::: Supplied material :::
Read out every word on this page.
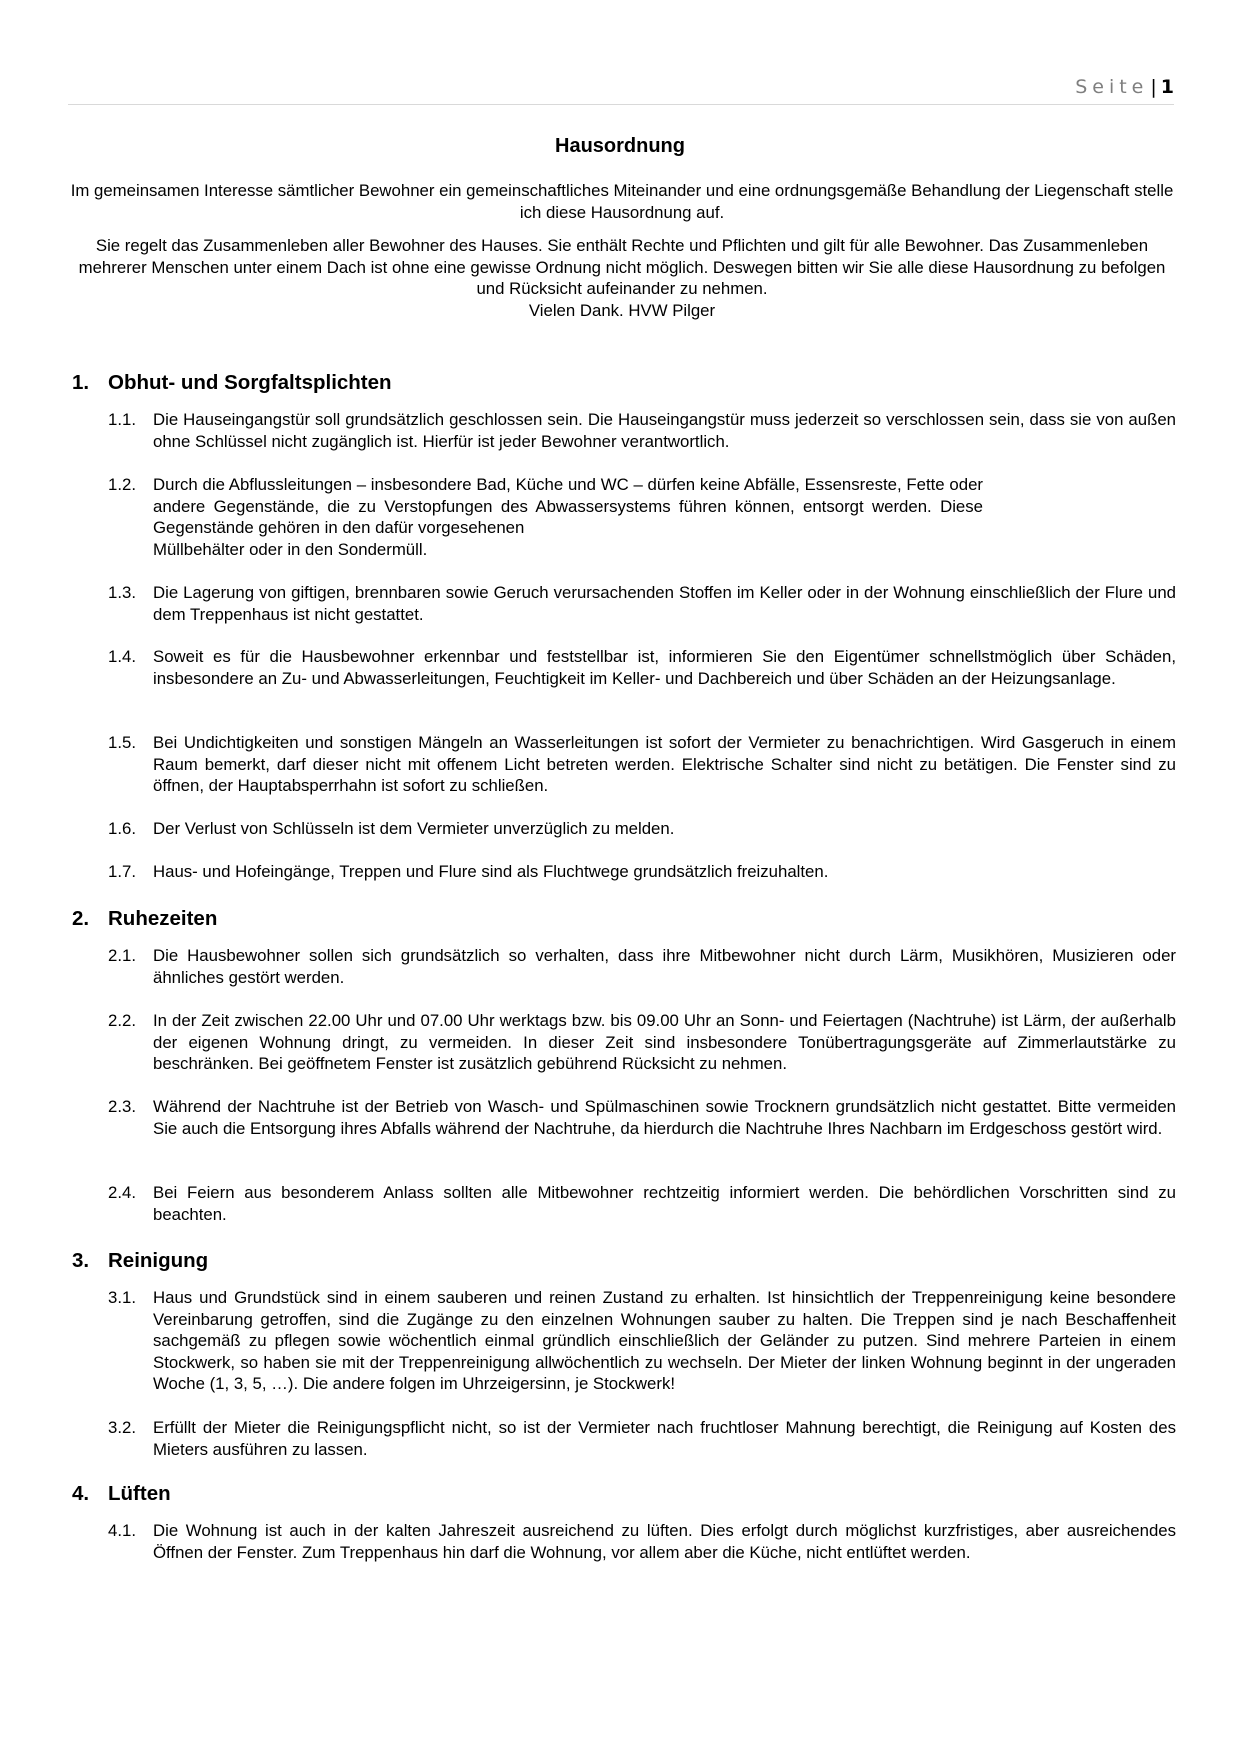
Seite | 1
Hausordnung

Im gemeinsamen Interesse sämtlicher Bewohner ein gemeinschaftliches Miteinander und eine ordnungsgemäße Behandlung der Liegenschaft stelle ich diese Hausordnung auf.

Sie regelt das Zusammenleben aller Bewohner des Hauses. Sie enthält Rechte und Pflichten und gilt für alle Bewohner. Das Zusammenleben mehrerer Menschen unter einem Dach ist ohne eine gewisse Ordnung nicht möglich. Deswegen bitten wir Sie alle diese Hausordnung zu befolgen und Rücksicht aufeinander zu nehmen.

Vielen Dank. HVW Pilger

1. Obhut- und Sorgfaltsplichten
1.1.	Die Hauseingangstür soll grundsätzlich geschlossen sein. Die Hauseingangstür muss jederzeit so verschlossen sein, dass sie von außen ohne Schlüssel nicht zugänglich ist. Hierfür ist jeder Bewohner verantwortlich.
1.2.	Durch die Abflussleitungen – insbesondere Bad, Küche und WC – dürfen keine Abfälle, Essensreste, Fette oder andere Gegenstände, die zu Verstopfungen des Abwassersystems führen können, entsorgt werden. Diese Gegenstände gehören in den dafür vorgesehenen
Müllbehälter oder in den Sondermüll.
1.3.	Die Lagerung von giftigen, brennbaren sowie Geruch verursachenden Stoffen im Keller oder in der Wohnung einschließlich der Flure und dem Treppenhaus ist nicht gestattet.
1.4.	Soweit es für die Hausbewohner erkennbar und feststellbar ist, informieren Sie den Eigentümer schnellstmöglich über Schäden, insbesondere an Zu- und Abwasserleitungen, Feuchtigkeit im Keller- und Dachbereich und über Schäden an der Heizungsanlage.
1.5.	Bei Undichtigkeiten und sonstigen Mängeln an Wasserleitungen ist sofort der Vermieter zu benachrichtigen. Wird Gasgeruch in einem Raum bemerkt, darf dieser nicht mit offenem Licht betreten werden. Elektrische Schalter sind nicht zu betätigen. Die Fenster sind zu öffnen, der Hauptabsperrhahn ist sofort zu schließen.
1.6.	Der Verlust von Schlüsseln ist dem Vermieter unverzüglich zu melden.
1.7.	Haus- und Hofeingänge, Treppen und Flure sind als Fluchtwege grundsätzlich freizuhalten.
2. Ruhezeiten
2.1.	Die Hausbewohner sollen sich grundsätzlich so verhalten, dass ihre Mitbewohner nicht durch Lärm, Musikhören, Musizieren oder ähnliches gestört werden.
2.2.	In der Zeit zwischen 22.00 Uhr und 07.00 Uhr werktags bzw. bis 09.00 Uhr an Sonn- und Feiertagen (Nachtruhe) ist Lärm, der außerhalb der eigenen Wohnung dringt, zu vermeiden. In dieser Zeit sind insbesondere Tonübertragungsgeräte auf Zimmerlautstärke zu beschränken. Bei geöffnetem Fenster ist zusätzlich gebührend Rücksicht zu nehmen.
2.3.	Während der Nachtruhe ist der Betrieb von Wasch- und Spülmaschinen sowie Trocknern grundsätzlich nicht gestattet. Bitte vermeiden Sie auch die Entsorgung ihres Abfalls während der Nachtruhe, da hierdurch die Nachtruhe Ihres Nachbarn im Erdgeschoss gestört wird.
2.4.	Bei Feiern aus besonderem Anlass sollten alle Mitbewohner rechtzeitig informiert werden. Die behördlichen Vorschritten sind zu beachten.
3. Reinigung
3.1.	Haus und Grundstück sind in einem sauberen und reinen Zustand zu erhalten. Ist hinsichtlich der Treppenreinigung keine besondere Vereinbarung getroffen, sind die Zugänge zu den einzelnen Wohnungen sauber zu halten. Die Treppen sind je nach Beschaffenheit sachgemäß zu pflegen sowie wöchentlich einmal gründlich einschließlich der Geländer zu putzen. Sind mehrere Parteien in einem Stockwerk, so haben sie mit der Treppenreinigung allwöchentlich zu wechseln. Der Mieter der linken Wohnung beginnt in der ungeraden Woche (1, 3, 5, …). Die andere folgen im Uhrzeigersinn, je Stockwerk!
3.2.	Erfüllt der Mieter die Reinigungspflicht nicht, so ist der Vermieter nach fruchtloser Mahnung berechtigt, die Reinigung auf Kosten des Mieters ausführen zu lassen.
4. Lüften
4.1.	Die Wohnung ist auch in der kalten Jahreszeit ausreichend zu lüften. Dies erfolgt durch möglichst kurzfristiges, aber ausreichendes Öffnen der Fenster. Zum Treppenhaus hin darf die Wohnung, vor allem aber die Küche, nicht entlüftet werden.
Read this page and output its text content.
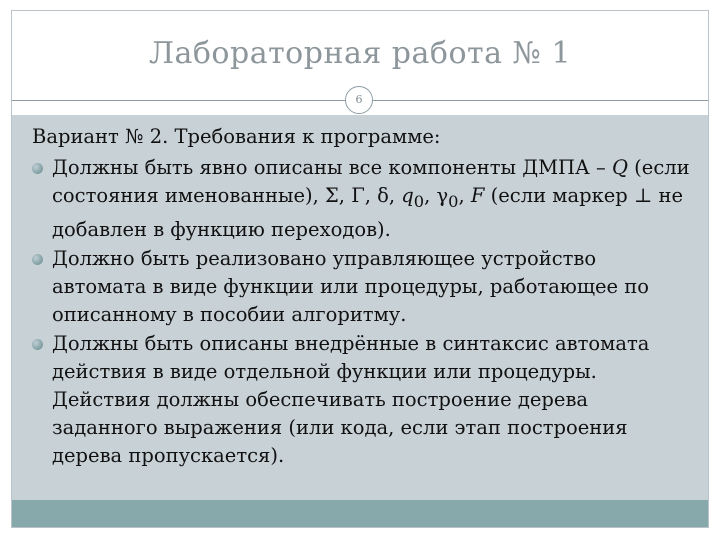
Лабораторная работа № 1
6
Вариант № 2. Требования к программе:
Должны быть явно описаны все компоненты ДМПА – Q (если состояния именованные), Σ, Γ, δ, $q_0$, $\gamma_0$, F (если маркер ⊥ не добавлен в функцию переходов).
Должно быть реализовано управляющее устройство автомата в виде функции или процедуры, работающее по описанному в пособии алгоритму.
Должны быть описаны внедрённые в синтаксис автомата действия в виде отдельной функции или процедуры. Действия должны обеспечивать построение дерева заданного выражения (или кода, если этап построения дерева пропускается).
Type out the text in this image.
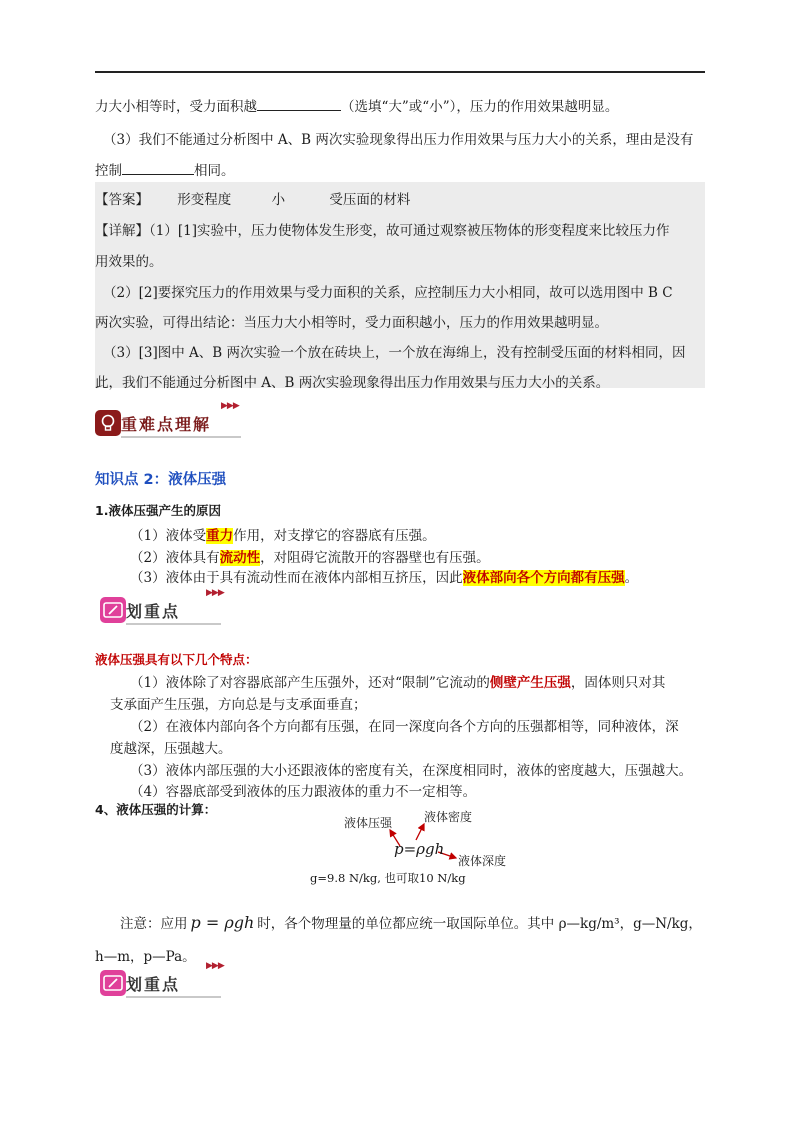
力大小相等时，受力面积越	（选填“大”或“小”），压力的作用效果越明显。
（3）我们不能通过分析图中 A、B 两次实验现象得出压力作用效果与压力大小的关系，理由是没有
控制	相同。
【答案】 形变程度	小	受压面的材料
【详解】（1）[1]实验中，压力使物体发生形变，故可通过观察被压物体的形变程度来比较压力作
用效果的。
（2）[2]要探究压力的作用效果与受力面积的关系，应控制压力大小相同，故可以选用图中 B C
两次实验，可得出结论：当压力大小相等时，受力面积越小，压力的作用效果越明显。
（3）[3]图中 A、B 两次实验一个放在砖块上，一个放在海绵上，没有控制受压面的材料相同，因
此，我们不能通过分析图中 A、B 两次实验现象得出压力作用效果与压力大小的关系。
重难点理解
▶▶▶
知识点 2：液体压强
1.液体压强产生的原因
（1）液体受重力作用，对支撑它的容器底有压强。
（2）液体具有流动性，对阻碍它流散开的容器壁也有压强。
（3）液体由于具有流动性而在液体内部相互挤压，因此液体部向各个方向都有压强。
划重点
▶▶▶
液体压强具有以下几个特点：
（1）液体除了对容器底部产生压强外，还对“限制”它流动的侧壁产生压强，固体则只对其
支承面产生压强，方向总是与支承面垂直；
（2）在液体内部向各个方向都有压强，在同一深度向各个方向的压强都相等，同种液体，深
度越深，压强越大。
（3）液体内部压强的大小还跟液体的密度有关，在深度相同时，液体的密度越大，压强越大。
（4）容器底部受到液体的压力跟液体的重力不一定相等。
4、液体压强的计算：
液体压强	液体密度
液体深度
p=ρgh
g=9.8 N/kg, 也可取10 N/kg
注意：应用 p = ρgh 时，各个物理量的单位都应统一取国际单位。其中 ρ—kg/m³，g—N/kg，
h—m，p—Pa。
划重点
▶▶▶
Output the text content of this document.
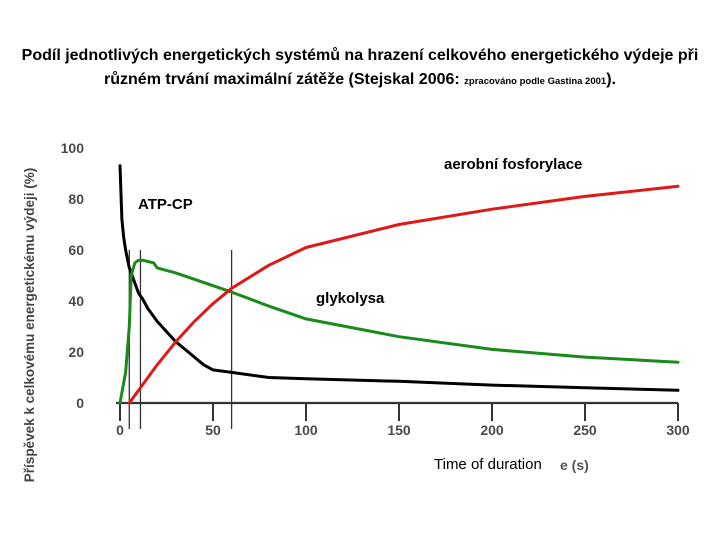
Podíl jednotlivých energetických systémů na hrazení celkového energetického výdeje při různém trvání maximální zátěže (Stejskal 2006: zpracováno podle Gastina 2001).
0	50	100	150	200	250	300
0
20
40
60
80
100
Příspěvek k celkovému energetickému výdeji (%)	ATP-CP
glykolysa
aerobní fosforylace
e (s)
Time of duration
:::
Pick out each line containing "einem" and report it.

Answer in full:
Sie regelt das Zusammenleben aller Bewohner des Hauses. Sie enthält Rechte und Pflichten und gilt für alle Bewohner. Das Zusammenleben mehrerer Menschen unter einem Dach ist ohne eine gewisse Ordnung nicht möglich. Deswegen bitten wir Sie alle diese Hausordnung zu befolgen und Rücksicht aufeinander zu nehmen.
1.5.	Bei Undichtigkeiten und sonstigen Mängeln an Wasserleitungen ist sofort der Vermieter zu benachrichtigen. Wird Gasgeruch in einem Raum bemerkt, darf dieser nicht mit offenem Licht betreten werden. Elektrische Schalter sind nicht zu betätigen. Die Fenster sind zu öffnen, der Hauptabsperrhahn ist sofort zu schließen.
3.1.	Haus und Grundstück sind in einem sauberen und reinen Zustand zu erhalten. Ist hinsichtlich der Treppenreinigung keine besondere Vereinbarung getroffen, sind die Zugänge zu den einzelnen Wohnungen sauber zu halten. Die Treppen sind je nach Beschaffenheit sachgemäß zu pflegen sowie wöchentlich einmal gründlich einschließlich der Geländer zu putzen. Sind mehrere Parteien in einem Stockwerk, so haben sie mit der Treppenreinigung allwöchentlich zu wechseln. Der Mieter der linken Wohnung beginnt in der ungeraden Woche (1, 3, 5, …). Die andere folgen im Uhrzeigersinn, je Stockwerk!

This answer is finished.